**Exercise:** Using the records provided below, locate and copy each line that contains the word "一心只想咸鱼".
-------- Data extract
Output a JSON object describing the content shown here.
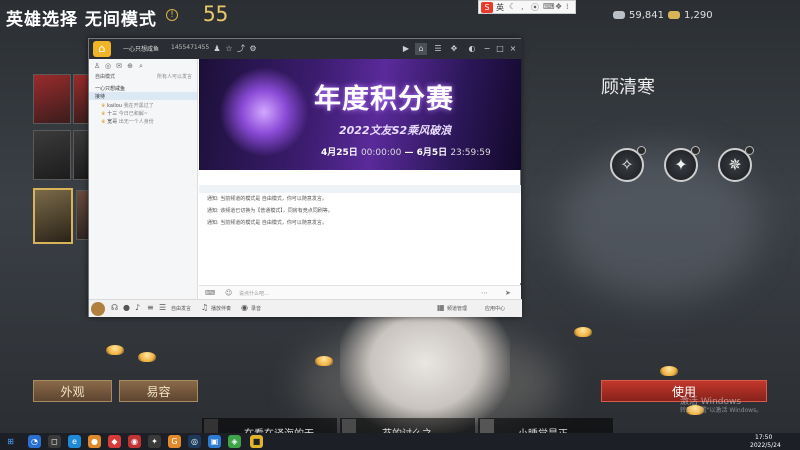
{
  "game": {
    "mode_title": "英雄选择 无间模式",
    "timer": "55",
    "currency_silver": "59,841",
    "currency_gold": "1,290",
    "hero_name": "顾清寒",
    "buttons": {
      "appearance": "外观",
      "face": "易容",
      "use": "使用"
    },
    "activate_windows": {
      "line1": "激活 Windows",
      "line2": "转到\"设置\"以激活 Windows。"
    },
    "bottom_players": [
      "在看在译海的无",
      "苔的讨么之",
      "小睡觉是正"
    ],
    "colors": {
      "gold": "#e6c76a",
      "use_red": "#c3382c",
      "btn_brown": "#8a6a4a"
    }
  },
  "chat": {
    "room_name": "一心只想咸鱼",
    "room_id": "1455471455",
    "sidebar": {
      "reception_mode": "自由模式",
      "welcome_note": "所有人可以发言",
      "channel_root": "一心只想咸鱼",
      "channel_selected": "接待",
      "users": [
        {
          "name": "kailou",
          "note": "我在开黑过了"
        },
        {
          "name": "十三",
          "note": "今日已和解~"
        },
        {
          "name": "宽哥",
          "note": "出无一个人身份"
        }
      ]
    },
    "banner": {
      "title": "年度积分赛",
      "subtitle": "2022文友S2乘风破浪",
      "date_start": "4月25日",
      "time_start": "00:00:00",
      "date_end": "6月5日",
      "time_end": "23:59:59"
    },
    "messages": [
      "通知: 当前频道的模式是 自由模式，你可以随意发言。",
      "通知: 该频道已切换为【普通模式】，同房有竞点同刷等。",
      "通知: 当前频道的模式是 自由模式，你可以随意发言。"
    ],
    "input_placeholder": "说点什么吧...",
    "bottom_bar": {
      "free_speech": "自由发言",
      "play_music": "播放伴奏",
      "record": "录音",
      "channel_settings": "频道管理",
      "app_center": "应用中心"
    }
  },
  "ime": {
    "lang": "英"
  },
  "taskbar": {
    "time": "17:50",
    "date": "2022/5/24"
  }
}
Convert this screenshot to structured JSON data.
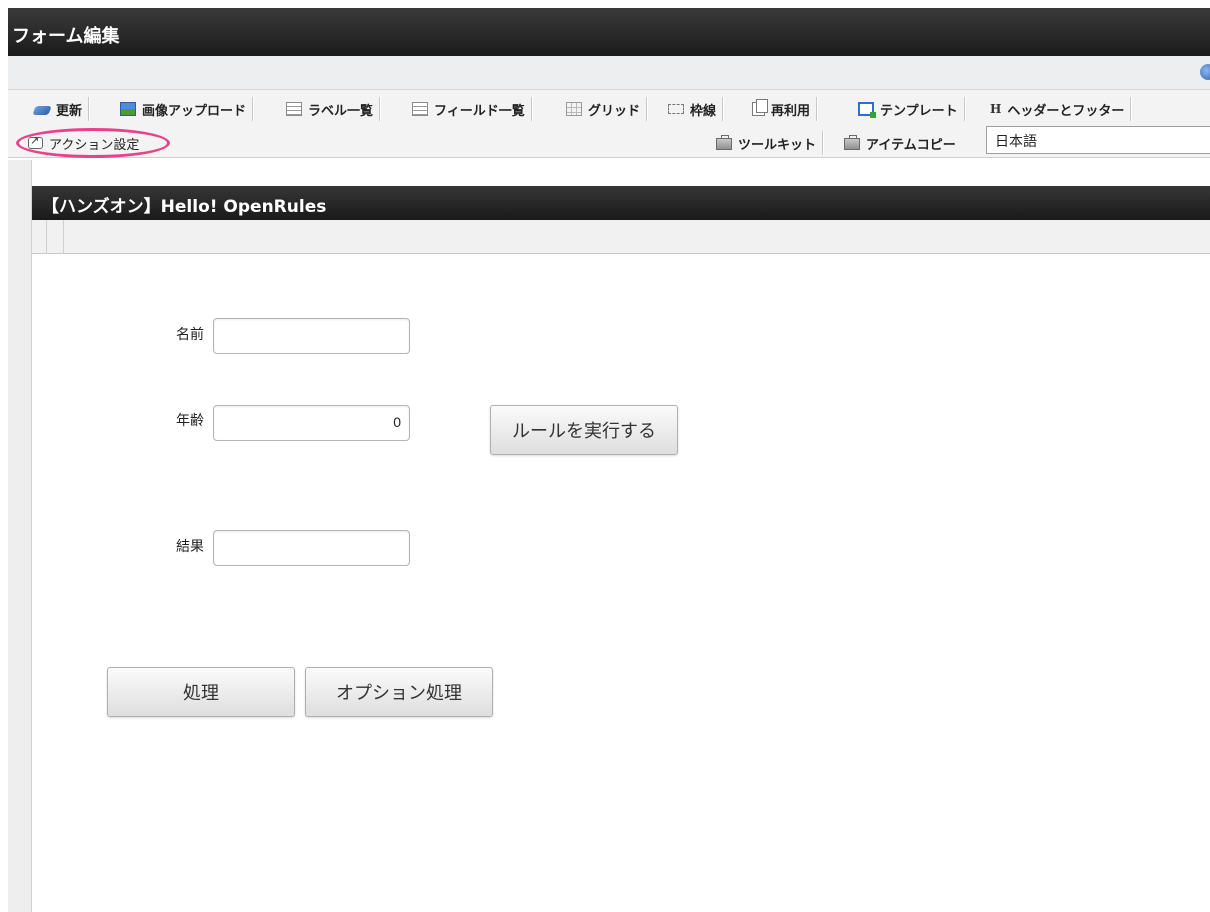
{
  "window": {
    "title": "フォーム編集"
  },
  "toolbar": {
    "row1": [
      {
        "label": "更新",
        "icon": "refresh-icon"
      },
      {
        "label": "画像アップロード",
        "icon": "image-upload-icon"
      },
      {
        "label": "ラベル一覧",
        "icon": "list-icon"
      },
      {
        "label": "フィールド一覧",
        "icon": "list-icon"
      },
      {
        "label": "グリッド",
        "icon": "grid-icon"
      },
      {
        "label": "枠線",
        "icon": "frame-icon"
      },
      {
        "label": "再利用",
        "icon": "copy-icon"
      },
      {
        "label": "テンプレート",
        "icon": "template-icon"
      },
      {
        "label": "ヘッダーとフッター",
        "icon": "header-footer-icon",
        "glyph": "H"
      }
    ],
    "action_settings": {
      "label": "アクション設定",
      "icon": "action-icon"
    },
    "toolkit": {
      "label": "ツールキット",
      "icon": "toolkit-icon"
    },
    "item_copy": {
      "label": "アイテムコピー",
      "icon": "toolkit-icon"
    },
    "language": {
      "selected": "日本語"
    }
  },
  "form": {
    "title": "【ハンズオン】Hello! OpenRules",
    "name_label": "名前",
    "name_value": "",
    "age_label": "年齢",
    "age_value": "0",
    "run_rules_button": "ルールを実行する",
    "result_label": "結果",
    "result_value": "",
    "process_button": "処理",
    "option_process_button": "オプション処理"
  },
  "colors": {
    "highlight_ring": "#e9428a",
    "title_bar": "#2a2a2a"
  }
}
----------------
**Exercise result:**
    "room_name": "一心只想咸鱼",
      "channel_root": "一心只想咸鱼",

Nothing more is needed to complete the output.